■ **To do**:
Repeat all the material exactly; pictures stay out of your copy.

■ **Source material**:
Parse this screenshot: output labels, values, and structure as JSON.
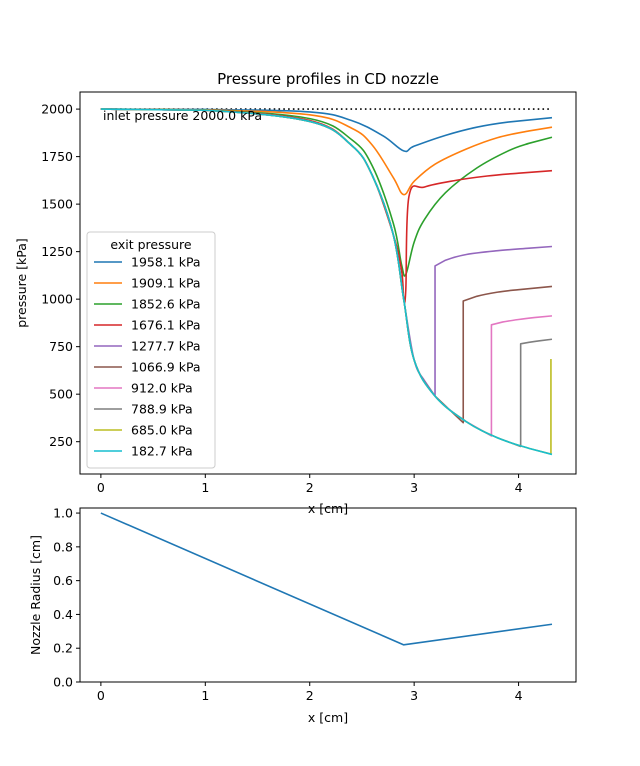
{
  "chart_data": [
    {
      "type": "line",
      "title": "Pressure profiles in CD nozzle",
      "xlabel": "x [cm]",
      "ylabel": "pressure [kPa]",
      "xlim": [
        -0.2,
        4.55
      ],
      "ylim": [
        80,
        2090
      ],
      "xticks": [
        "0",
        "1",
        "2",
        "3",
        "4"
      ],
      "yticks": [
        "250",
        "500",
        "750",
        "1000",
        "1250",
        "1500",
        "1750",
        "2000"
      ],
      "grid": false,
      "legend_title": "exit pressure",
      "legend_position": "lower-left",
      "annotation": "inlet pressure 2000.0 kPa",
      "inlet_line": {
        "value": 2000,
        "x": [
          0,
          4.32
        ],
        "style": "dotted",
        "color": "#000000"
      },
      "common_branch": {
        "x": [
          0,
          0.5,
          1.0,
          1.5,
          1.8,
          2.0,
          2.2,
          2.4,
          2.5,
          2.6,
          2.7,
          2.8,
          2.85,
          2.9
        ],
        "y": [
          2000,
          1998,
          1994,
          1980,
          1960,
          1935,
          1890,
          1810,
          1745,
          1650,
          1520,
          1340,
          1230,
          1000
        ]
      },
      "supersonic_branch": {
        "x": [
          2.9,
          2.95,
          3.0,
          3.1,
          3.2,
          3.3,
          3.5,
          3.7,
          3.9,
          4.1,
          4.32
        ],
        "y": [
          1000,
          780,
          680,
          570,
          490,
          435,
          355,
          295,
          250,
          215,
          180
        ]
      },
      "series": [
        {
          "name": "1958.1 kPa",
          "color": "#1f77b4",
          "x": [
            0,
            1.0,
            2.0,
            2.4,
            2.7,
            2.9,
            3.0,
            3.3,
            3.6,
            3.9,
            4.32
          ],
          "y": [
            2000,
            1998,
            1985,
            1940,
            1860,
            1780,
            1805,
            1862,
            1905,
            1932,
            1955
          ]
        },
        {
          "name": "1909.1 kPa",
          "color": "#ff7f0e",
          "x": [
            0,
            1.0,
            2.0,
            2.4,
            2.6,
            2.8,
            2.9,
            3.0,
            3.2,
            3.5,
            3.8,
            4.1,
            4.32
          ],
          "y": [
            2000,
            1996,
            1970,
            1900,
            1810,
            1640,
            1550,
            1620,
            1710,
            1790,
            1850,
            1885,
            1905
          ]
        },
        {
          "name": "1852.6 kPa",
          "color": "#2ca02c",
          "x": [
            0,
            1.0,
            2.0,
            2.4,
            2.6,
            2.8,
            2.88,
            2.92,
            3.0,
            3.1,
            3.3,
            3.6,
            3.9,
            4.1,
            4.32
          ],
          "y": [
            2000,
            1995,
            1950,
            1840,
            1700,
            1400,
            1180,
            1130,
            1300,
            1420,
            1560,
            1690,
            1780,
            1820,
            1852
          ]
        },
        {
          "name": "1676.1 kPa",
          "color": "#d62728",
          "x": [
            0,
            1.0,
            2.0,
            2.4,
            2.6,
            2.8,
            2.88,
            2.9,
            2.92,
            2.95,
            3.1,
            3.4,
            3.7,
            4.0,
            4.32
          ],
          "y": [
            2000,
            1994,
            1940,
            1810,
            1650,
            1340,
            1150,
            1000,
            1050,
            1540,
            1590,
            1625,
            1648,
            1663,
            1676
          ]
        },
        {
          "name": "1277.7 kPa",
          "color": "#9467bd",
          "x": [
            0,
            1.0,
            2.0,
            2.4,
            2.6,
            2.8,
            2.9,
            3.0,
            3.1,
            3.2,
            3.2,
            3.3,
            3.5,
            3.8,
            4.1,
            4.32
          ],
          "y": [
            2000,
            1994,
            1935,
            1810,
            1650,
            1340,
            1000,
            680,
            570,
            490,
            1175,
            1205,
            1235,
            1255,
            1268,
            1277
          ]
        },
        {
          "name": "1066.9 kPa",
          "color": "#8c564b",
          "x": [
            0,
            1.0,
            2.0,
            2.4,
            2.6,
            2.8,
            2.9,
            3.0,
            3.2,
            3.47,
            3.47,
            3.6,
            3.8,
            4.0,
            4.32
          ],
          "y": [
            2000,
            1994,
            1935,
            1810,
            1650,
            1340,
            1000,
            680,
            490,
            350,
            990,
            1015,
            1037,
            1050,
            1067
          ]
        },
        {
          "name": "912.0 kPa",
          "color": "#e377c2",
          "x": [
            0,
            1.0,
            2.0,
            2.4,
            2.6,
            2.8,
            2.9,
            3.0,
            3.2,
            3.5,
            3.74,
            3.74,
            3.85,
            4.0,
            4.15,
            4.32
          ],
          "y": [
            2000,
            1994,
            1935,
            1810,
            1650,
            1340,
            1000,
            680,
            490,
            355,
            280,
            865,
            880,
            893,
            903,
            912
          ]
        },
        {
          "name": "788.9 kPa",
          "color": "#7f7f7f",
          "x": [
            0,
            1.0,
            2.0,
            2.4,
            2.6,
            2.8,
            2.9,
            3.0,
            3.2,
            3.5,
            3.8,
            4.02,
            4.02,
            4.1,
            4.2,
            4.32
          ],
          "y": [
            2000,
            1994,
            1935,
            1810,
            1650,
            1340,
            1000,
            680,
            490,
            355,
            270,
            225,
            765,
            773,
            781,
            789
          ]
        },
        {
          "name": "685.0 kPa",
          "color": "#bcbd22",
          "x": [
            0,
            1.0,
            2.0,
            2.4,
            2.6,
            2.8,
            2.9,
            3.0,
            3.2,
            3.5,
            3.8,
            4.1,
            4.31,
            4.31
          ],
          "y": [
            2000,
            1994,
            1935,
            1810,
            1650,
            1340,
            1000,
            680,
            490,
            355,
            270,
            215,
            185,
            685
          ]
        },
        {
          "name": "182.7 kPa",
          "color": "#17becf",
          "x": [
            0,
            1.0,
            2.0,
            2.4,
            2.6,
            2.8,
            2.9,
            3.0,
            3.2,
            3.5,
            3.8,
            4.1,
            4.32
          ],
          "y": [
            2000,
            1994,
            1935,
            1810,
            1650,
            1340,
            1000,
            680,
            490,
            355,
            270,
            215,
            183
          ]
        }
      ]
    },
    {
      "type": "line",
      "xlabel": "x [cm]",
      "ylabel": "Nozzle Radius [cm]",
      "xlim": [
        -0.2,
        4.55
      ],
      "ylim": [
        0,
        1.03
      ],
      "xticks": [
        "0",
        "1",
        "2",
        "3",
        "4"
      ],
      "yticks": [
        "0.0",
        "0.2",
        "0.4",
        "0.6",
        "0.8",
        "1.0"
      ],
      "grid": false,
      "series": [
        {
          "color": "#1f77b4",
          "x": [
            0,
            2.9,
            4.32
          ],
          "y": [
            1.0,
            0.22,
            0.342
          ]
        }
      ]
    }
  ]
}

■ **Solution for this exercise**:
Parse this screenshot: output labels, values, and structure as JSON.
{
  "chart_data": [
    {
      "type": "line",
      "title": "Pressure profiles in CD nozzle",
      "xlabel": "x [cm]",
      "ylabel": "pressure [kPa]",
      "xlim": [
        -0.2,
        4.55
      ],
      "ylim": [
        80,
        2090
      ],
      "xticks": [
        "0",
        "1",
        "2",
        "3",
        "4"
      ],
      "yticks": [
        "250",
        "500",
        "750",
        "1000",
        "1250",
        "1500",
        "1750",
        "2000"
      ],
      "grid": false,
      "legend_title": "exit pressure",
      "legend_position": "lower-left",
      "annotation": "inlet pressure 2000.0 kPa",
      "inlet_line": {
        "value": 2000,
        "x": [
          0,
          4.32
        ],
        "style": "dotted",
        "color": "#000000"
      },
      "common_branch": {
        "x": [
          0,
          0.5,
          1.0,
          1.5,
          1.8,
          2.0,
          2.2,
          2.4,
          2.5,
          2.6,
          2.7,
          2.8,
          2.85,
          2.9
        ],
        "y": [
          2000,
          1998,
          1994,
          1980,
          1960,
          1935,
          1890,
          1810,
          1745,
          1650,
          1520,
          1340,
          1230,
          1000
        ]
      },
      "supersonic_branch": {
        "x": [
          2.9,
          2.95,
          3.0,
          3.1,
          3.2,
          3.3,
          3.5,
          3.7,
          3.9,
          4.1,
          4.32
        ],
        "y": [
          1000,
          780,
          680,
          570,
          490,
          435,
          355,
          295,
          250,
          215,
          180
        ]
      },
      "series": [
        {
          "name": "1958.1 kPa",
          "color": "#1f77b4",
          "x": [
            0,
            1.0,
            2.0,
            2.4,
            2.7,
            2.9,
            3.0,
            3.3,
            3.6,
            3.9,
            4.32
          ],
          "y": [
            2000,
            1998,
            1985,
            1940,
            1860,
            1780,
            1805,
            1862,
            1905,
            1932,
            1955
          ]
        },
        {
          "name": "1909.1 kPa",
          "color": "#ff7f0e",
          "x": [
            0,
            1.0,
            2.0,
            2.4,
            2.6,
            2.8,
            2.9,
            3.0,
            3.2,
            3.5,
            3.8,
            4.1,
            4.32
          ],
          "y": [
            2000,
            1996,
            1970,
            1900,
            1810,
            1640,
            1550,
            1620,
            1710,
            1790,
            1850,
            1885,
            1905
          ]
        },
        {
          "name": "1852.6 kPa",
          "color": "#2ca02c",
          "x": [
            0,
            1.0,
            2.0,
            2.4,
            2.6,
            2.8,
            2.88,
            2.92,
            3.0,
            3.1,
            3.3,
            3.6,
            3.9,
            4.1,
            4.32
          ],
          "y": [
            2000,
            1995,
            1950,
            1840,
            1700,
            1400,
            1180,
            1130,
            1300,
            1420,
            1560,
            1690,
            1780,
            1820,
            1852
          ]
        },
        {
          "name": "1676.1 kPa",
          "color": "#d62728",
          "x": [
            0,
            1.0,
            2.0,
            2.4,
            2.6,
            2.8,
            2.88,
            2.9,
            2.92,
            2.95,
            3.1,
            3.4,
            3.7,
            4.0,
            4.32
          ],
          "y": [
            2000,
            1994,
            1940,
            1810,
            1650,
            1340,
            1150,
            1000,
            1050,
            1540,
            1590,
            1625,
            1648,
            1663,
            1676
          ]
        },
        {
          "name": "1277.7 kPa",
          "color": "#9467bd",
          "x": [
            0,
            1.0,
            2.0,
            2.4,
            2.6,
            2.8,
            2.9,
            3.0,
            3.1,
            3.2,
            3.2,
            3.3,
            3.5,
            3.8,
            4.1,
            4.32
          ],
          "y": [
            2000,
            1994,
            1935,
            1810,
            1650,
            1340,
            1000,
            680,
            570,
            490,
            1175,
            1205,
            1235,
            1255,
            1268,
            1277
          ]
        },
        {
          "name": "1066.9 kPa",
          "color": "#8c564b",
          "x": [
            0,
            1.0,
            2.0,
            2.4,
            2.6,
            2.8,
            2.9,
            3.0,
            3.2,
            3.47,
            3.47,
            3.6,
            3.8,
            4.0,
            4.32
          ],
          "y": [
            2000,
            1994,
            1935,
            1810,
            1650,
            1340,
            1000,
            680,
            490,
            350,
            990,
            1015,
            1037,
            1050,
            1067
          ]
        },
        {
          "name": "912.0 kPa",
          "color": "#e377c2",
          "x": [
            0,
            1.0,
            2.0,
            2.4,
            2.6,
            2.8,
            2.9,
            3.0,
            3.2,
            3.5,
            3.74,
            3.74,
            3.85,
            4.0,
            4.15,
            4.32
          ],
          "y": [
            2000,
            1994,
            1935,
            1810,
            1650,
            1340,
            1000,
            680,
            490,
            355,
            280,
            865,
            880,
            893,
            903,
            912
          ]
        },
        {
          "name": "788.9 kPa",
          "color": "#7f7f7f",
          "x": [
            0,
            1.0,
            2.0,
            2.4,
            2.6,
            2.8,
            2.9,
            3.0,
            3.2,
            3.5,
            3.8,
            4.02,
            4.02,
            4.1,
            4.2,
            4.32
          ],
          "y": [
            2000,
            1994,
            1935,
            1810,
            1650,
            1340,
            1000,
            680,
            490,
            355,
            270,
            225,
            765,
            773,
            781,
            789
          ]
        },
        {
          "name": "685.0 kPa",
          "color": "#bcbd22",
          "x": [
            0,
            1.0,
            2.0,
            2.4,
            2.6,
            2.8,
            2.9,
            3.0,
            3.2,
            3.5,
            3.8,
            4.1,
            4.31,
            4.31
          ],
          "y": [
            2000,
            1994,
            1935,
            1810,
            1650,
            1340,
            1000,
            680,
            490,
            355,
            270,
            215,
            185,
            685
          ]
        },
        {
          "name": "182.7 kPa",
          "color": "#17becf",
          "x": [
            0,
            1.0,
            2.0,
            2.4,
            2.6,
            2.8,
            2.9,
            3.0,
            3.2,
            3.5,
            3.8,
            4.1,
            4.32
          ],
          "y": [
            2000,
            1994,
            1935,
            1810,
            1650,
            1340,
            1000,
            680,
            490,
            355,
            270,
            215,
            183
          ]
        }
      ]
    },
    {
      "type": "line",
      "xlabel": "x [cm]",
      "ylabel": "Nozzle Radius [cm]",
      "xlim": [
        -0.2,
        4.55
      ],
      "ylim": [
        0,
        1.03
      ],
      "xticks": [
        "0",
        "1",
        "2",
        "3",
        "4"
      ],
      "yticks": [
        "0.0",
        "0.2",
        "0.4",
        "0.6",
        "0.8",
        "1.0"
      ],
      "grid": false,
      "series": [
        {
          "color": "#1f77b4",
          "x": [
            0,
            2.9,
            4.32
          ],
          "y": [
            1.0,
            0.22,
            0.342
          ]
        }
      ]
    }
  ]
}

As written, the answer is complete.